=== THE PROBLEM ===
Reproduce all of the data below without alteration; exclude every picture.

=== DATA EXCERPTS ===
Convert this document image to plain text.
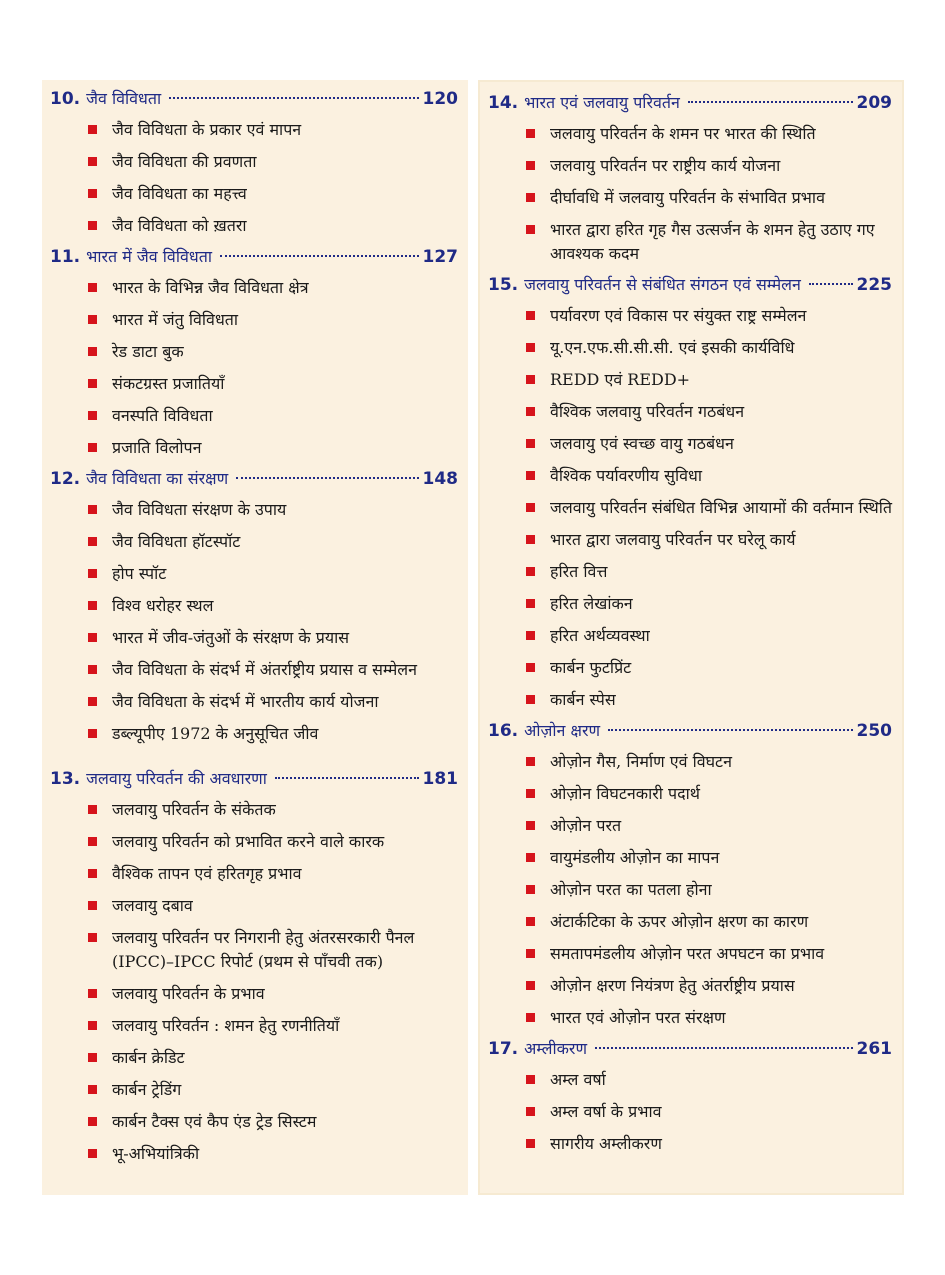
10. जैव विविधता	120
जैव विविधता के प्रकार एवं मापन
जैव विविधता की प्रवणता
जैव विविधता का महत्त्व
जैव विविधता को ख़तरा
11. भारत में जैव विविधता	127
भारत के विभिन्न जैव विविधता क्षेत्र
भारत में जंतु विविधता
रेड डाटा बुक
संकटग्रस्त प्रजातियाँ
वनस्पति विविधता
प्रजाति विलोपन
12. जैव विविधता का संरक्षण	148
जैव विविधता संरक्षण के उपाय
जैव विविधता हॉटस्पॉट
होप स्पॉट
विश्व धरोहर स्थल
भारत में जीव-जंतुओं के संरक्षण के प्रयास
जैव विविधता के संदर्भ में अंतर्राष्ट्रीय प्रयास व सम्मेलन
जैव विविधता के संदर्भ में भारतीय कार्य योजना
डब्ल्यूपीए 1972 के अनुसूचित जीव
13. जलवायु परिवर्तन की अवधारणा	181
जलवायु परिवर्तन के संकेतक
जलवायु परिवर्तन को प्रभावित करने वाले कारक
वैश्विक तापन एवं हरितगृह प्रभाव
जलवायु दबाव
जलवायु परिवर्तन पर निगरानी हेतु अंतरसरकारी पैनल (IPCC)–IPCC रिपोर्ट (प्रथम से पाँचवी तक)
जलवायु परिवर्तन के प्रभाव
जलवायु परिवर्तन : शमन हेतु रणनीतियाँ
कार्बन क्रेडिट
कार्बन ट्रेडिंग
कार्बन टैक्स एवं कैप एंड ट्रेड सिस्टम
भू-अभियांत्रिकी
14. भारत एवं जलवायु परिवर्तन	209
जलवायु परिवर्तन के शमन पर भारत की स्थिति
जलवायु परिवर्तन पर राष्ट्रीय कार्य योजना
दीर्घावधि में जलवायु परिवर्तन के संभावित प्रभाव
भारत द्वारा हरित गृह गैस उत्सर्जन के शमन हेतु उठाए गए आवश्यक कदम
15. जलवायु परिवर्तन से संबंधित संगठन एवं सम्मेलन	225
पर्यावरण एवं विकास पर संयुक्त राष्ट्र सम्मेलन
यू.एन.एफ.सी.सी.सी. एवं इसकी कार्यविधि
REDD एवं REDD+
वैश्विक जलवायु परिवर्तन गठबंधन
जलवायु एवं स्वच्छ वायु गठबंधन
वैश्विक पर्यावरणीय सुविधा
जलवायु परिवर्तन संबंधित विभिन्न आयामों की वर्तमान स्थिति
भारत द्वारा जलवायु परिवर्तन पर घरेलू कार्य
हरित वित्त
हरित लेखांकन
हरित अर्थव्यवस्था
कार्बन फुटप्रिंट
कार्बन स्पेस
16. ओज़ोन क्षरण	250
ओज़ोन गैस, निर्माण एवं विघटन
ओज़ोन विघटनकारी पदार्थ
ओज़ोन परत
वायुमंडलीय ओज़ोन का मापन
ओज़ोन परत का पतला होना
अंटार्कटिका के ऊपर ओज़ोन क्षरण का कारण
समतापमंडलीय ओज़ोन परत अपघटन का प्रभाव
ओज़ोन क्षरण नियंत्रण हेतु अंतर्राष्ट्रीय प्रयास
भारत एवं ओज़ोन परत संरक्षण
17. अम्लीकरण	261
अम्ल वर्षा
अम्ल वर्षा के प्रभाव
सागरीय अम्लीकरण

=== WORKED ANSWER ===
Convert this document image to plain text.
10. जैव विविधता	120
जैव विविधता के प्रकार एवं मापन
जैव विविधता की प्रवणता
जैव विविधता का महत्त्व
जैव विविधता को ख़तरा
11. भारत में जैव विविधता	127
भारत के विभिन्न जैव विविधता क्षेत्र
भारत में जंतु विविधता
रेड डाटा बुक
संकटग्रस्त प्रजातियाँ
वनस्पति विविधता
प्रजाति विलोपन
12. जैव विविधता का संरक्षण	148
जैव विविधता संरक्षण के उपाय
जैव विविधता हॉटस्पॉट
होप स्पॉट
विश्व धरोहर स्थल
भारत में जीव-जंतुओं के संरक्षण के प्रयास
जैव विविधता के संदर्भ में अंतर्राष्ट्रीय प्रयास व सम्मेलन
जैव विविधता के संदर्भ में भारतीय कार्य योजना
डब्ल्यूपीए 1972 के अनुसूचित जीव
13. जलवायु परिवर्तन की अवधारणा	181
जलवायु परिवर्तन के संकेतक
जलवायु परिवर्तन को प्रभावित करने वाले कारक
वैश्विक तापन एवं हरितगृह प्रभाव
जलवायु दबाव
जलवायु परिवर्तन पर निगरानी हेतु अंतरसरकारी पैनल (IPCC)–IPCC रिपोर्ट (प्रथम से पाँचवी तक)
जलवायु परिवर्तन के प्रभाव
जलवायु परिवर्तन : शमन हेतु रणनीतियाँ
कार्बन क्रेडिट
कार्बन ट्रेडिंग
कार्बन टैक्स एवं कैप एंड ट्रेड सिस्टम
भू-अभियांत्रिकी
14. भारत एवं जलवायु परिवर्तन	209
जलवायु परिवर्तन के शमन पर भारत की स्थिति
जलवायु परिवर्तन पर राष्ट्रीय कार्य योजना
दीर्घावधि में जलवायु परिवर्तन के संभावित प्रभाव
भारत द्वारा हरित गृह गैस उत्सर्जन के शमन हेतु उठाए गए आवश्यक कदम
15. जलवायु परिवर्तन से संबंधित संगठन एवं सम्मेलन	225
पर्यावरण एवं विकास पर संयुक्त राष्ट्र सम्मेलन
यू.एन.एफ.सी.सी.सी. एवं इसकी कार्यविधि
REDD एवं REDD+
वैश्विक जलवायु परिवर्तन गठबंधन
जलवायु एवं स्वच्छ वायु गठबंधन
वैश्विक पर्यावरणीय सुविधा
जलवायु परिवर्तन संबंधित विभिन्न आयामों की वर्तमान स्थिति
भारत द्वारा जलवायु परिवर्तन पर घरेलू कार्य
हरित वित्त
हरित लेखांकन
हरित अर्थव्यवस्था
कार्बन फुटप्रिंट
कार्बन स्पेस
16. ओज़ोन क्षरण	250
ओज़ोन गैस, निर्माण एवं विघटन
ओज़ोन विघटनकारी पदार्थ
ओज़ोन परत
वायुमंडलीय ओज़ोन का मापन
ओज़ोन परत का पतला होना
अंटार्कटिका के ऊपर ओज़ोन क्षरण का कारण
समतापमंडलीय ओज़ोन परत अपघटन का प्रभाव
ओज़ोन क्षरण नियंत्रण हेतु अंतर्राष्ट्रीय प्रयास
भारत एवं ओज़ोन परत संरक्षण
17. अम्लीकरण	261
अम्ल वर्षा
अम्ल वर्षा के प्रभाव
सागरीय अम्लीकरण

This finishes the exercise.